# [Short task]
Select each line where the word "ylabel" appears.

Data entries:
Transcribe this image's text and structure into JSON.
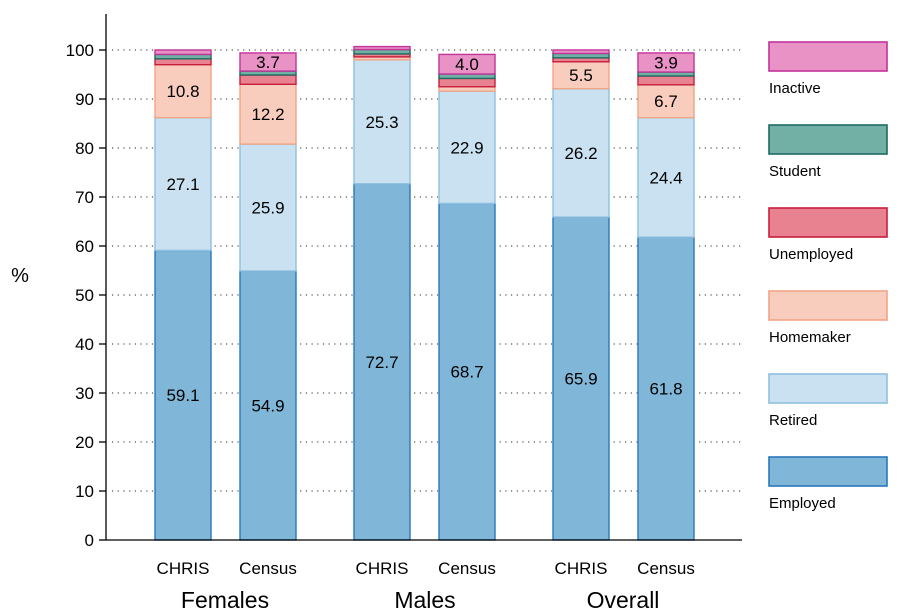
{
  "chart_data": {
    "type": "bar",
    "stacked": true,
    "title": "",
    "ylabel": "%",
    "xlabel": "",
    "ylim": [
      0,
      100
    ],
    "yticks": [
      0,
      10,
      20,
      30,
      40,
      50,
      60,
      70,
      80,
      90,
      100
    ],
    "grid": "horizontal dotted",
    "legend_position": "right",
    "groups": [
      "Females",
      "Males",
      "Overall"
    ],
    "categories": [
      "CHRIS",
      "Census",
      "CHRIS",
      "Census",
      "CHRIS",
      "Census"
    ],
    "category_group": [
      0,
      0,
      1,
      1,
      2,
      2
    ],
    "series": [
      {
        "name": "Employed",
        "values": [
          59.1,
          54.9,
          72.7,
          68.7,
          65.9,
          61.8
        ],
        "labels": [
          "59.1",
          "54.9",
          "72.7",
          "68.7",
          "65.9",
          "61.8"
        ],
        "fill": "#80b6d8",
        "stroke": "#2b78b9"
      },
      {
        "name": "Retired",
        "values": [
          27.1,
          25.9,
          25.3,
          22.9,
          26.2,
          24.4
        ],
        "labels": [
          "27.1",
          "25.9",
          "25.3",
          "22.9",
          "26.2",
          "24.4"
        ],
        "fill": "#c9e1f0",
        "stroke": "#8fc0df"
      },
      {
        "name": "Homemaker",
        "values": [
          10.8,
          12.2,
          0.6,
          0.9,
          5.5,
          6.7
        ],
        "labels": [
          "10.8",
          "12.2",
          "",
          "",
          "5.5",
          "6.7"
        ],
        "fill": "#f8cdbd",
        "stroke": "#f0a586"
      },
      {
        "name": "Unemployed",
        "values": [
          1.2,
          1.9,
          0.6,
          1.7,
          0.8,
          1.8
        ],
        "labels": [
          "",
          "",
          "",
          "",
          "",
          ""
        ],
        "fill": "#e98290",
        "stroke": "#c81e3c"
      },
      {
        "name": "Student",
        "values": [
          0.9,
          0.8,
          0.9,
          0.9,
          0.9,
          0.8
        ],
        "labels": [
          "",
          "",
          "",
          "",
          "",
          ""
        ],
        "fill": "#72b0a5",
        "stroke": "#1f6b62"
      },
      {
        "name": "Inactive",
        "values": [
          0.9,
          3.7,
          0.6,
          4.0,
          0.7,
          3.9
        ],
        "labels": [
          "",
          "3.7",
          "",
          "4.0",
          "",
          "3.9"
        ],
        "fill": "#e892c6",
        "stroke": "#c2349a"
      }
    ],
    "colors": {
      "axis": "#000000",
      "grid": "#555555",
      "label_text": "#000000"
    }
  }
}
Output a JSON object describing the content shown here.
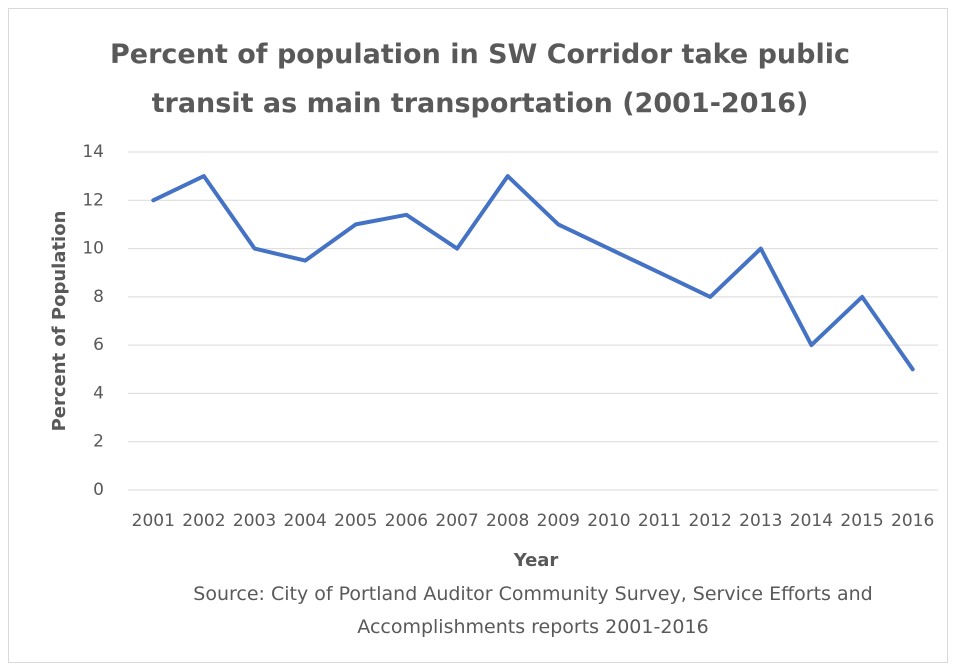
{
  "chart_data": {
    "type": "line",
    "title": "Percent of population in SW Corridor take public transit as main transportation (2001-2016)",
    "x_label": "Year",
    "y_label": "Percent of Population",
    "annotation": "Source: City of Portland Auditor Community Survey, Service Efforts and Accomplishments reports 2001-2016",
    "categories": [
      "2001",
      "2002",
      "2003",
      "2004",
      "2005",
      "2006",
      "2007",
      "2008",
      "2009",
      "2010",
      "2011",
      "2012",
      "2013",
      "2014",
      "2015",
      "2016"
    ],
    "series": [
      {
        "name": "Percent of Population",
        "color": "#4472c4",
        "values": [
          12,
          13,
          10,
          9.5,
          11,
          11.4,
          10,
          13,
          11,
          10,
          9,
          8,
          10,
          6,
          8,
          5
        ]
      }
    ],
    "ylim": [
      0,
      14
    ],
    "yticks": [
      0,
      2,
      4,
      6,
      8,
      10,
      12,
      14
    ],
    "grid": true
  }
}
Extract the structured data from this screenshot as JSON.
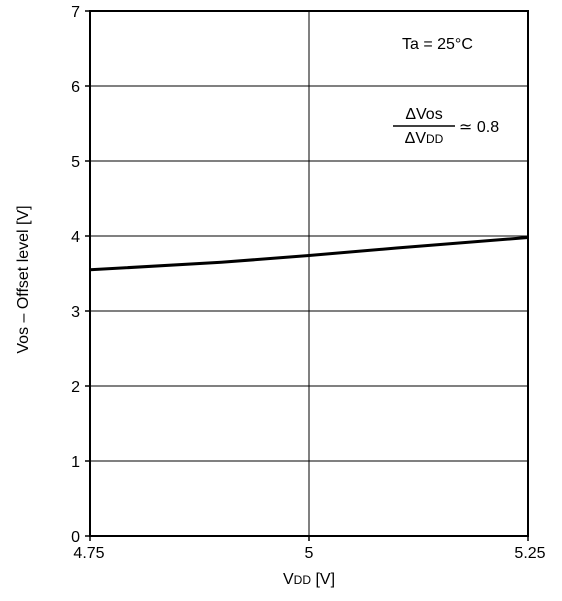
{
  "chart_data": {
    "type": "line",
    "xlabel": "VDD [V]",
    "ylabel": "Vos – Offset level [V]",
    "xlim": [
      4.75,
      5.25
    ],
    "ylim": [
      0,
      7
    ],
    "x_ticks": [
      "4.75",
      "5",
      "5.25"
    ],
    "y_ticks": [
      "0",
      "1",
      "2",
      "3",
      "4",
      "5",
      "6",
      "7"
    ],
    "y_tick_values": [
      0,
      1,
      2,
      3,
      4,
      5,
      6,
      7
    ],
    "grid": true,
    "series": [
      {
        "x": [
          4.75,
          4.9,
          5.0,
          5.1,
          5.25
        ],
        "values": [
          3.55,
          3.65,
          3.74,
          3.84,
          3.98
        ]
      }
    ],
    "annotations": {
      "temperature": "Ta = 25°C",
      "ratio_numerator": "ΔVos",
      "ratio_denominator": "ΔVDD",
      "ratio_value": "≃ 0.8"
    }
  }
}
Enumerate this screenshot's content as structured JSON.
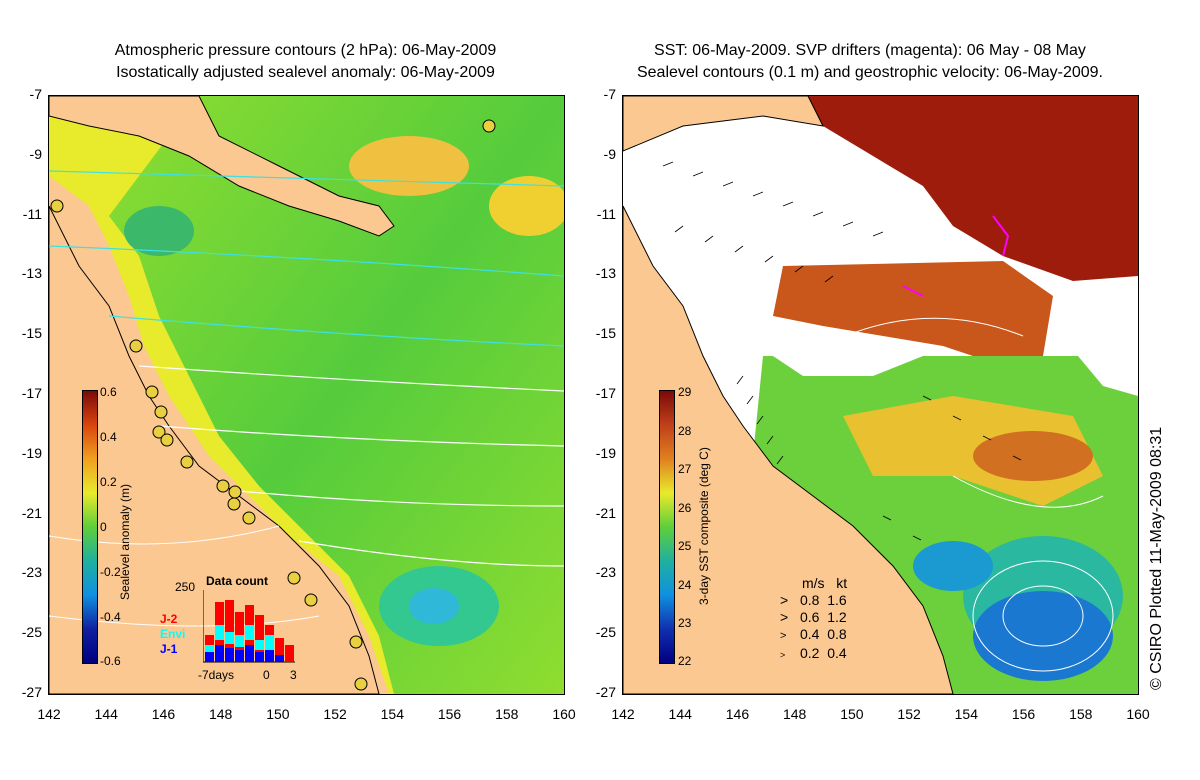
{
  "left_panel": {
    "title_line1": "Atmospheric pressure contours (2 hPa): 06-May-2009",
    "title_line2": "Isostatically adjusted sealevel anomaly: 06-May-2009",
    "colorbar_title": "Sealevel anomaly (m)",
    "colorbar_ticks": [
      "0.6",
      "0.4",
      "0.2",
      "0",
      "-0.2",
      "-0.4",
      "-0.6"
    ],
    "inset": {
      "title": "Data count",
      "max_label": "250",
      "x_labels": [
        "-7days",
        "0",
        "3"
      ],
      "legend": [
        {
          "label": "J-2",
          "color": "#ff0000"
        },
        {
          "label": "Envi",
          "color": "#00ffff"
        },
        {
          "label": "J-1",
          "color": "#0000ff"
        }
      ]
    }
  },
  "right_panel": {
    "title_line1": "SST: 06-May-2009. SVP drifters (magenta): 06 May - 08 May",
    "title_line2": "Sealevel contours (0.1 m) and geostrophic velocity: 06-May-2009.",
    "colorbar_title": "3-day SST composite (deg C)",
    "colorbar_ticks": [
      "29",
      "28",
      "27",
      "26",
      "25",
      "24",
      "23",
      "22"
    ],
    "velocity_legend": {
      "header_ms": "m/s",
      "header_kt": "kt",
      "rows": [
        {
          "ms": "0.8",
          "kt": "1.6"
        },
        {
          "ms": "0.6",
          "kt": "1.2"
        },
        {
          "ms": "0.4",
          "kt": "0.8"
        },
        {
          "ms": "0.2",
          "kt": "0.4"
        }
      ]
    }
  },
  "y_ticks": [
    "-7",
    "-9",
    "-11",
    "-13",
    "-15",
    "-17",
    "-19",
    "-21",
    "-23",
    "-25",
    "-27"
  ],
  "x_ticks": [
    "142",
    "144",
    "146",
    "148",
    "150",
    "152",
    "154",
    "156",
    "158",
    "160"
  ],
  "credit": "© CSIRO Plotted 11-May-2009 08:31",
  "colors": {
    "land": "#fbc891",
    "sea_green": "#5fcf3a",
    "sea_yellow": "#e8ea2c",
    "cloud_white": "#ffffff",
    "warm_sst": "#b23b12"
  }
}
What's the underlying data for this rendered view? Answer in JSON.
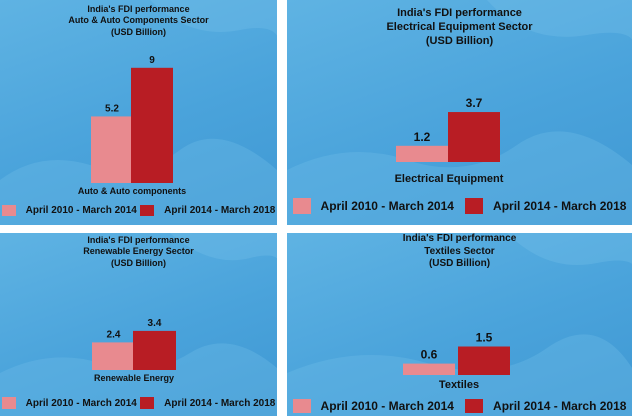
{
  "colors": {
    "series1": "#e88a8f",
    "series2": "#b81d24",
    "panel_bg": "#55acdf"
  },
  "chart_data": [
    {
      "type": "bar",
      "title": "India's FDI performance",
      "subtitle": "Auto & Auto Components Sector",
      "unit": "(USD Billion)",
      "categories": [
        "Auto & Auto components"
      ],
      "series": [
        {
          "name": "April 2010 - March 2014",
          "values": [
            5.2
          ]
        },
        {
          "name": "April 2014 - March 2018",
          "values": [
            9
          ]
        }
      ],
      "ylim": [
        0,
        9
      ],
      "legend": "bottom"
    },
    {
      "type": "bar",
      "title": "India's FDI performance",
      "subtitle": "Electrical Equipment Sector",
      "unit": "(USD Billion)",
      "categories": [
        "Electrical Equipment"
      ],
      "series": [
        {
          "name": "April 2010 - March 2014",
          "values": [
            1.2
          ]
        },
        {
          "name": "April 2014 - March 2018",
          "values": [
            3.7
          ]
        }
      ],
      "ylim": [
        0,
        9
      ],
      "legend": "bottom"
    },
    {
      "type": "bar",
      "title": "India's FDI performance",
      "subtitle": "Renewable Energy Sector",
      "unit": "(USD Billion)",
      "categories": [
        "Renewable Energy"
      ],
      "series": [
        {
          "name": "April 2010 - March 2014",
          "values": [
            2.4
          ]
        },
        {
          "name": "April 2014 - March 2018",
          "values": [
            3.4
          ]
        }
      ],
      "ylim": [
        0,
        9
      ],
      "legend": "bottom"
    },
    {
      "type": "bar",
      "title": "India's FDI performance",
      "subtitle": "Textiles Sector",
      "unit": "(USD Billion)",
      "categories": [
        "Textiles"
      ],
      "series": [
        {
          "name": "April 2010 - March 2014",
          "values": [
            0.6
          ]
        },
        {
          "name": "April 2014 - March 2018",
          "values": [
            1.5
          ]
        }
      ],
      "ylim": [
        0,
        9
      ],
      "legend": "bottom"
    }
  ]
}
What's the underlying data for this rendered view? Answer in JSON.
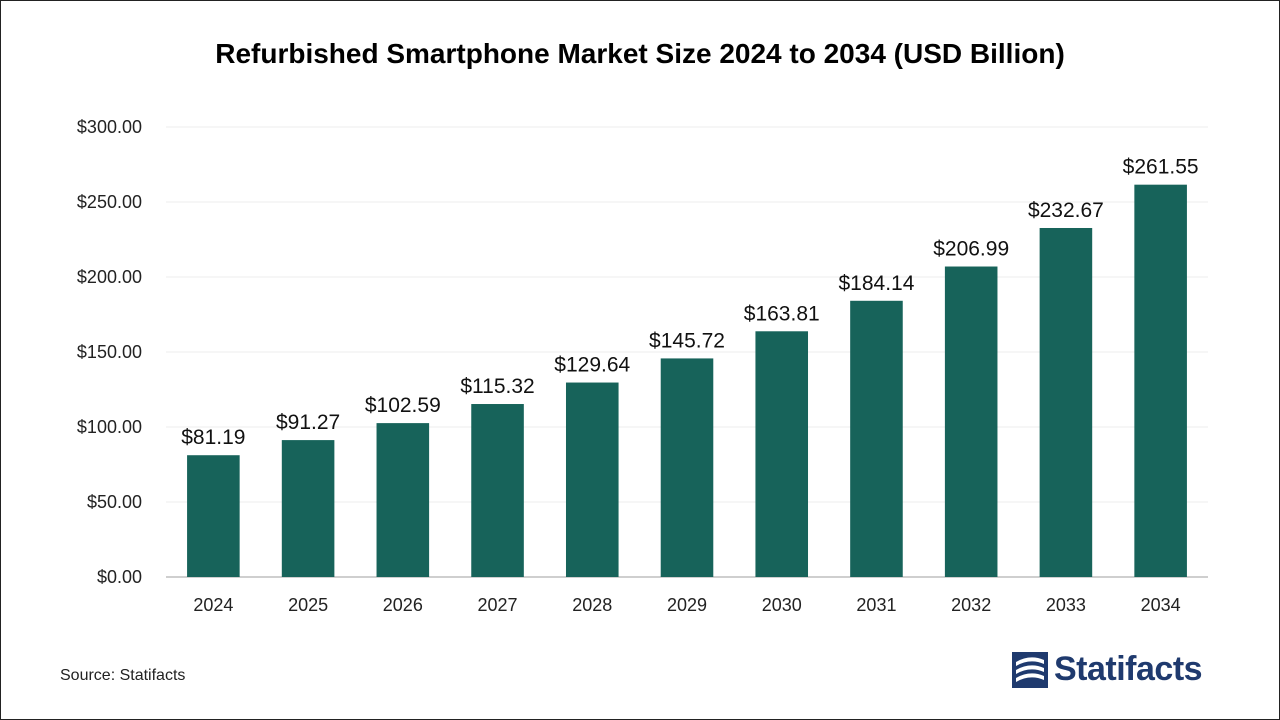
{
  "chart_data": {
    "type": "bar",
    "title": "Refurbished Smartphone Market Size 2024 to 2034 (USD Billion)",
    "categories": [
      "2024",
      "2025",
      "2026",
      "2027",
      "2028",
      "2029",
      "2030",
      "2031",
      "2032",
      "2033",
      "2034"
    ],
    "values": [
      81.19,
      91.27,
      102.59,
      115.32,
      129.64,
      145.72,
      163.81,
      184.14,
      206.99,
      232.67,
      261.55
    ],
    "data_labels": [
      "$81.19",
      "$91.27",
      "$102.59",
      "$115.32",
      "$129.64",
      "$145.72",
      "$163.81",
      "$184.14",
      "$206.99",
      "$232.67",
      "$261.55"
    ],
    "yticks": [
      0,
      50,
      100,
      150,
      200,
      250,
      300
    ],
    "ytick_labels": [
      "$0.00",
      "$50.00",
      "$100.00",
      "$150.00",
      "$200.00",
      "$250.00",
      "$300.00"
    ],
    "ylim": [
      0,
      300
    ],
    "xlabel": "",
    "ylabel": "",
    "grid": true,
    "legend": "none",
    "bar_color": "#17635a"
  },
  "footer": {
    "source": "Source: Statifacts",
    "logo_text": "Statifacts",
    "logo_color": "#1f3a6e"
  }
}
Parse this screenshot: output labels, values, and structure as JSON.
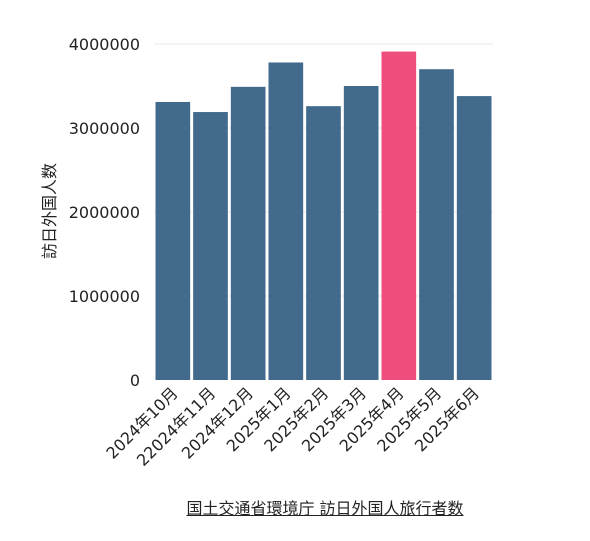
{
  "chart_data": {
    "type": "bar",
    "categories": [
      "2024年10月",
      "22024年11月",
      "2024年12月",
      "2025年1月",
      "2025年2月",
      "2025年3月",
      "2025年4月",
      "2025年5月",
      "2025年6月"
    ],
    "values": [
      3310000,
      3190000,
      3490000,
      3780000,
      3260000,
      3500000,
      3910000,
      3700000,
      3380000
    ],
    "highlight_index": 6,
    "title": "",
    "xlabel": "",
    "ylabel": "訪日外国人数",
    "ylim": [
      0,
      4000000
    ],
    "yticks": [
      0,
      1000000,
      2000000,
      3000000,
      4000000
    ],
    "ytick_labels": [
      "0",
      "1000000",
      "2000000",
      "3000000",
      "4000000"
    ],
    "grid": "horizontal",
    "colors": {
      "bar": "#426a8c",
      "highlight": "#ef4e7d",
      "grid": "#e8e8e8"
    }
  },
  "source": "国土交通省環境庁 訪日外国人旅行者数"
}
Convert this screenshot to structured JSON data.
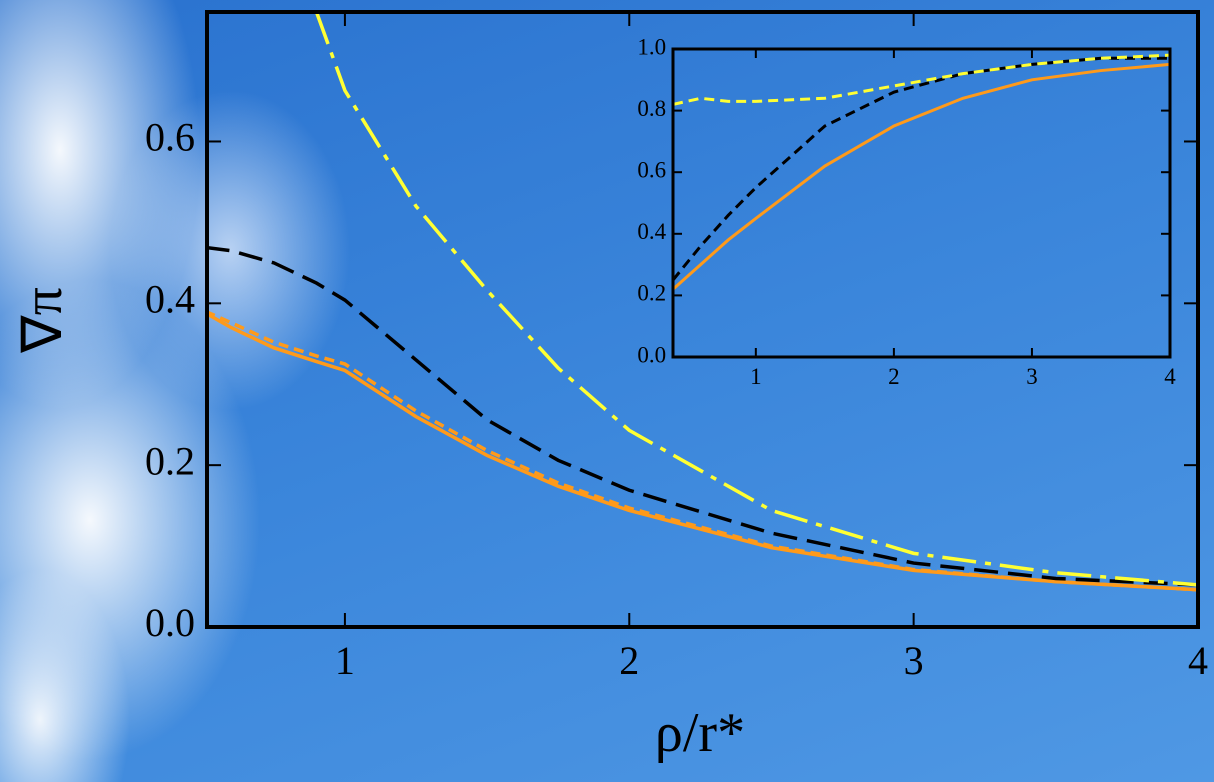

# [Answer]
    "ylabel": "%",
    "ylabel": "Vos – Offset level [V]",
    "ylabel": "",
    "ylabel": "訪日外国人数",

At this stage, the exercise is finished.